-------- Source records --------

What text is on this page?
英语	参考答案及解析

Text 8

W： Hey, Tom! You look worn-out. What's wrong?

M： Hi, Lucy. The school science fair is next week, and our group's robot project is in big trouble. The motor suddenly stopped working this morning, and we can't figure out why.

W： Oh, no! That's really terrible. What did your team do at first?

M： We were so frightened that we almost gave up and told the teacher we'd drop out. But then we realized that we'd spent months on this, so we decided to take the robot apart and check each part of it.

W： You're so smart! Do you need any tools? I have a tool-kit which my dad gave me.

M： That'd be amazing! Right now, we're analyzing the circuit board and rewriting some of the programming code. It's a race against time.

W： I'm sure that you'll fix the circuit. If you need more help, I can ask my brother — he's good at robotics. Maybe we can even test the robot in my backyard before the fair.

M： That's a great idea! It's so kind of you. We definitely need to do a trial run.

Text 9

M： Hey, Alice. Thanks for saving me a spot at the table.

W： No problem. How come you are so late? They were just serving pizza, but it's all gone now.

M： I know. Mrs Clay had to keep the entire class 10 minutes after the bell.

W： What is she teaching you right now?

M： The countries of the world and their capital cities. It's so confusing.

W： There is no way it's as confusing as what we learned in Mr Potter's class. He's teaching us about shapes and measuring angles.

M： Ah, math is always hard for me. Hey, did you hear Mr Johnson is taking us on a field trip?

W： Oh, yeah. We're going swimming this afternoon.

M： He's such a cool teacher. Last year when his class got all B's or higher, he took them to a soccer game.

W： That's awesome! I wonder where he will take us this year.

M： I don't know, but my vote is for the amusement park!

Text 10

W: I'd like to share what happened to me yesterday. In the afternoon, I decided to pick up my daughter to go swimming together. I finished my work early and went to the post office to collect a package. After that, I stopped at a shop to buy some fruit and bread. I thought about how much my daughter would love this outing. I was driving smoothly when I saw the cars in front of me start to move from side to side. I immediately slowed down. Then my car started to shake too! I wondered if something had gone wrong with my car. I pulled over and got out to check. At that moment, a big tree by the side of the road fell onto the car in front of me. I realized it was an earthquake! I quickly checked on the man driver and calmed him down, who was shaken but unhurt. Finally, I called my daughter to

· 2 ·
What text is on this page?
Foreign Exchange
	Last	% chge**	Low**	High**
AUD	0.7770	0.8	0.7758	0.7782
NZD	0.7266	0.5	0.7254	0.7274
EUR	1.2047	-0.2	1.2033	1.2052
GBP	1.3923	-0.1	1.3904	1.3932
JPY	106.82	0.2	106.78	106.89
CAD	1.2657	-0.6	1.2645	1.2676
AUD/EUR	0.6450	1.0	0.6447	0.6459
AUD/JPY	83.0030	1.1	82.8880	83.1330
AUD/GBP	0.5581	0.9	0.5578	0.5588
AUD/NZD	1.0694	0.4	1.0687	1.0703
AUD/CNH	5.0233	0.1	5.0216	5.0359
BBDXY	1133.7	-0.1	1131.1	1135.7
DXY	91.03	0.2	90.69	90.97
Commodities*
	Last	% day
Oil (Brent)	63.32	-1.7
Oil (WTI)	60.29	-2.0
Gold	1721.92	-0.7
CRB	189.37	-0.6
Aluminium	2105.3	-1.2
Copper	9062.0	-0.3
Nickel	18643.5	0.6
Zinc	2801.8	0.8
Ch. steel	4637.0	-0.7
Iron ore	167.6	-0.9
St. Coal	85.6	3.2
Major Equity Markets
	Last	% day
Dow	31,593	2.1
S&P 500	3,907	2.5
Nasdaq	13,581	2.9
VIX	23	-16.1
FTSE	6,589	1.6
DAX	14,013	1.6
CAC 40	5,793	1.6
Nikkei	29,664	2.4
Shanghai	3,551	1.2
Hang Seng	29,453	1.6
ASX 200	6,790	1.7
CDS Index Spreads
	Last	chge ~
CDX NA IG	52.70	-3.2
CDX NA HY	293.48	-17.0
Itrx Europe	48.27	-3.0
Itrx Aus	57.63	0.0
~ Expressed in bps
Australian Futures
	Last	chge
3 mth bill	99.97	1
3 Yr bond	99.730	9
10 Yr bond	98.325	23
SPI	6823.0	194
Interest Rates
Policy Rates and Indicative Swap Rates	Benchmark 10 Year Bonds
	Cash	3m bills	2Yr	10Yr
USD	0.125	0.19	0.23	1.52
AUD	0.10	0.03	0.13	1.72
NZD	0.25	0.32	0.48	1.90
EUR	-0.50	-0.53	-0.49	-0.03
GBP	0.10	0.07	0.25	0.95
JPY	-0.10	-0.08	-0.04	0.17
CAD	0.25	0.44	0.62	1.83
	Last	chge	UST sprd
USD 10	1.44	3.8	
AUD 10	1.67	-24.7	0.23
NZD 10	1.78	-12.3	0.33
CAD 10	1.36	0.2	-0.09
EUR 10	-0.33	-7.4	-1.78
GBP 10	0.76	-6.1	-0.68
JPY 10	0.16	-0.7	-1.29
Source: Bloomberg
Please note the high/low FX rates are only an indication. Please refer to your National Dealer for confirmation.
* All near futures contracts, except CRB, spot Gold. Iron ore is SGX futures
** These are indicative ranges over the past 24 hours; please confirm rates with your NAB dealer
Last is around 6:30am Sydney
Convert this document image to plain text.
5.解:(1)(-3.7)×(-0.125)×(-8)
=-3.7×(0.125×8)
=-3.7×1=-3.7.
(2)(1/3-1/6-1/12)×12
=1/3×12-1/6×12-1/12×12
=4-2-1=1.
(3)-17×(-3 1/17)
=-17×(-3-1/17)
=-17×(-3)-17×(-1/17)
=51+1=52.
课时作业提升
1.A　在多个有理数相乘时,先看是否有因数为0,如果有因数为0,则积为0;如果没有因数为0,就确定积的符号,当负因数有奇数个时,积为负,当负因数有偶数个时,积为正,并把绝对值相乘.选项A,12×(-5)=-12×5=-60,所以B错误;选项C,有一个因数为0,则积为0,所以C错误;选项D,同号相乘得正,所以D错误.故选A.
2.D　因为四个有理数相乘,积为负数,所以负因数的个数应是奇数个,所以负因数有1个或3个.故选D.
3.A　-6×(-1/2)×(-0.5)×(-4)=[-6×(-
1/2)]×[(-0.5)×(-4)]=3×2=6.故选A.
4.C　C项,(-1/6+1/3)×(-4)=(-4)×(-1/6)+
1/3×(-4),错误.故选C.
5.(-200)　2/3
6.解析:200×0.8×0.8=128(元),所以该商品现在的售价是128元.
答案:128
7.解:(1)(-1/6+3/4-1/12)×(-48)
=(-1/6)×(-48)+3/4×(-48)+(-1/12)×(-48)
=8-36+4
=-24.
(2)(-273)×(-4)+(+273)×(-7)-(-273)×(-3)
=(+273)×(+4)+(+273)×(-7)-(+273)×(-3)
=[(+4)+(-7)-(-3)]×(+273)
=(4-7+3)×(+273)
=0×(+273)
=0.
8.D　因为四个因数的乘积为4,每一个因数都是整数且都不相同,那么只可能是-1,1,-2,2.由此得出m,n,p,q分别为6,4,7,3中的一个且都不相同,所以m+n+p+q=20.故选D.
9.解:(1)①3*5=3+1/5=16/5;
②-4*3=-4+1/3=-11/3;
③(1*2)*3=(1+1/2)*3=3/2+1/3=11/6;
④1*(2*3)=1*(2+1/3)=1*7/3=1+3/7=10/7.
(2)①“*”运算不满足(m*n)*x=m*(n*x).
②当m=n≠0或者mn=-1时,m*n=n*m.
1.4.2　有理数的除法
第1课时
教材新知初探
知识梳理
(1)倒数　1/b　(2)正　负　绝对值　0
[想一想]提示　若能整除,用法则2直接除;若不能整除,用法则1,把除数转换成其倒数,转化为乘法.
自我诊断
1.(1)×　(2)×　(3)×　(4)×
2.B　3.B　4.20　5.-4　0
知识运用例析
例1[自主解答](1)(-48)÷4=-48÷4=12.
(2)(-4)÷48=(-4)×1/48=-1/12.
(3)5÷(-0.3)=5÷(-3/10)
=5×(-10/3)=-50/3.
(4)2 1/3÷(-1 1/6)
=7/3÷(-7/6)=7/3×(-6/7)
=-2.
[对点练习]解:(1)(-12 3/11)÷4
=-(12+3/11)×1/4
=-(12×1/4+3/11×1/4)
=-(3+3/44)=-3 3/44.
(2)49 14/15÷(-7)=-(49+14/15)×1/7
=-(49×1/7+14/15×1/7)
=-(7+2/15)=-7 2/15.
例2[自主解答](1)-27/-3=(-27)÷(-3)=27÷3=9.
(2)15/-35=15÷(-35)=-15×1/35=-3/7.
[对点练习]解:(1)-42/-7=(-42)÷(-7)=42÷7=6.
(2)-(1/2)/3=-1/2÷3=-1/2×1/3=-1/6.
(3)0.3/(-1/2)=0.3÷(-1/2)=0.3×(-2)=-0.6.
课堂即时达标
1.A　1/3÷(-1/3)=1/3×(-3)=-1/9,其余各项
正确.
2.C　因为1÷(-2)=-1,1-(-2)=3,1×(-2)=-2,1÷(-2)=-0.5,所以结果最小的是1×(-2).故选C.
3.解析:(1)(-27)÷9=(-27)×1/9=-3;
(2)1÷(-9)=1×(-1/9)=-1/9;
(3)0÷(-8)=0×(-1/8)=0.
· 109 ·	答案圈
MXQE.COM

--------

Exercise instructions
Set out every line from the material that contains the string "teaching".

Reply to the exercise
W： What is she teaching you right now?
W： There is no way it's as confusing as what we learned in Mr Potter's class. He's teaching us about shapes and measuring angles.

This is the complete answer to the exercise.